§ THE EXERCISE
Retype the records below exactly as they appear, but leave out any pictures.

§ EXERCISE MATERIALS
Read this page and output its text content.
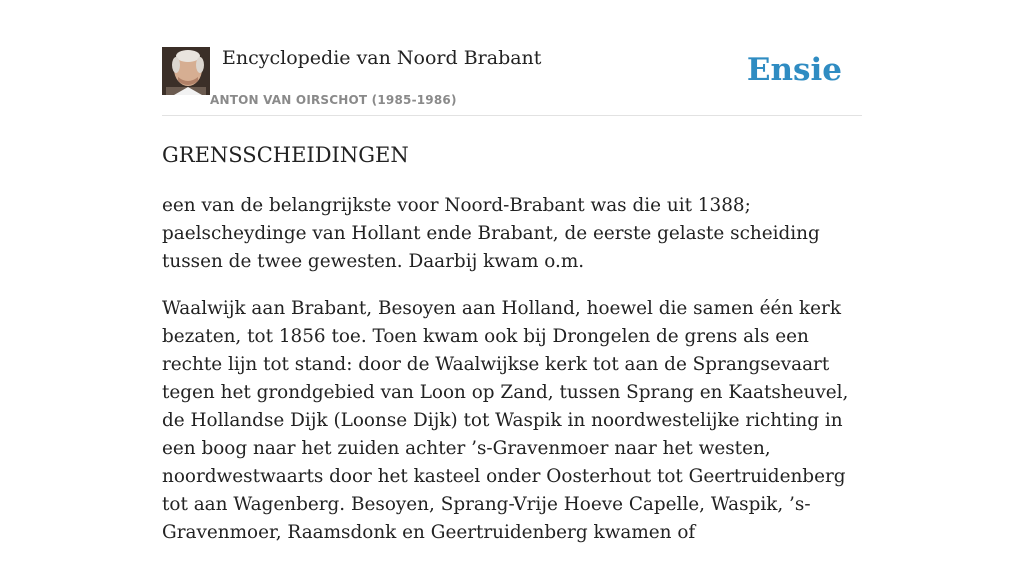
Encyclopedie van Noord Brabant
ANTON VAN OIRSCHOT (1985-1986)
Ensie
GRENSSCHEIDINGEN

een van de belangrijkste voor Noord-Brabant was die uit 1388; paelscheydinge van Hollant ende Brabant, de eerste gelaste scheiding tussen de twee gewesten. Daarbij kwam o.m.

Waalwijk aan Brabant, Besoyen aan Holland, hoewel die samen één kerk bezaten, tot 1856 toe. Toen kwam ook bij Drongelen de grens als een rechte lijn tot stand: door de Waalwijkse kerk tot aan de Sprangsevaart tegen het grondgebied van Loon op Zand, tussen Sprang en Kaatsheuvel, de Hollandse Dijk (Loonse Dijk) tot Waspik in noordwestelijke richting in een boog naar het zuiden achter ’s-Gravenmoer naar het westen, noordwestwaarts door het kasteel onder Oosterhout tot Geertruidenberg tot aan Wagenberg. Besoyen, Sprang-Vrije Hoeve Capelle, Waspik, ’s-Gravenmoer, Raamsdonk en Geertruidenberg kwamen of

§ WRITTEN SOLUTION
Read this page and output its text content.
Encyclopedie van Noord Brabant
ANTON VAN OIRSCHOT (1985-1986)
Ensie
GRENSSCHEIDINGEN

een van de belangrijkste voor Noord-Brabant was die uit 1388; paelscheydinge van Hollant ende Brabant, de eerste gelaste scheiding tussen de twee gewesten. Daarbij kwam o.m.

Waalwijk aan Brabant, Besoyen aan Holland, hoewel die samen één kerk bezaten, tot 1856 toe. Toen kwam ook bij Drongelen de grens als een rechte lijn tot stand: door de Waalwijkse kerk tot aan de Sprangsevaart tegen het grondgebied van Loon op Zand, tussen Sprang en Kaatsheuvel, de Hollandse Dijk (Loonse Dijk) tot Waspik in noordwestelijke richting in een boog naar het zuiden achter ’s-Gravenmoer naar het westen, noordwestwaarts door het kasteel onder Oosterhout tot Geertruidenberg tot aan Wagenberg. Besoyen, Sprang-Vrije Hoeve Capelle, Waspik, ’s-Gravenmoer, Raamsdonk en Geertruidenberg kwamen of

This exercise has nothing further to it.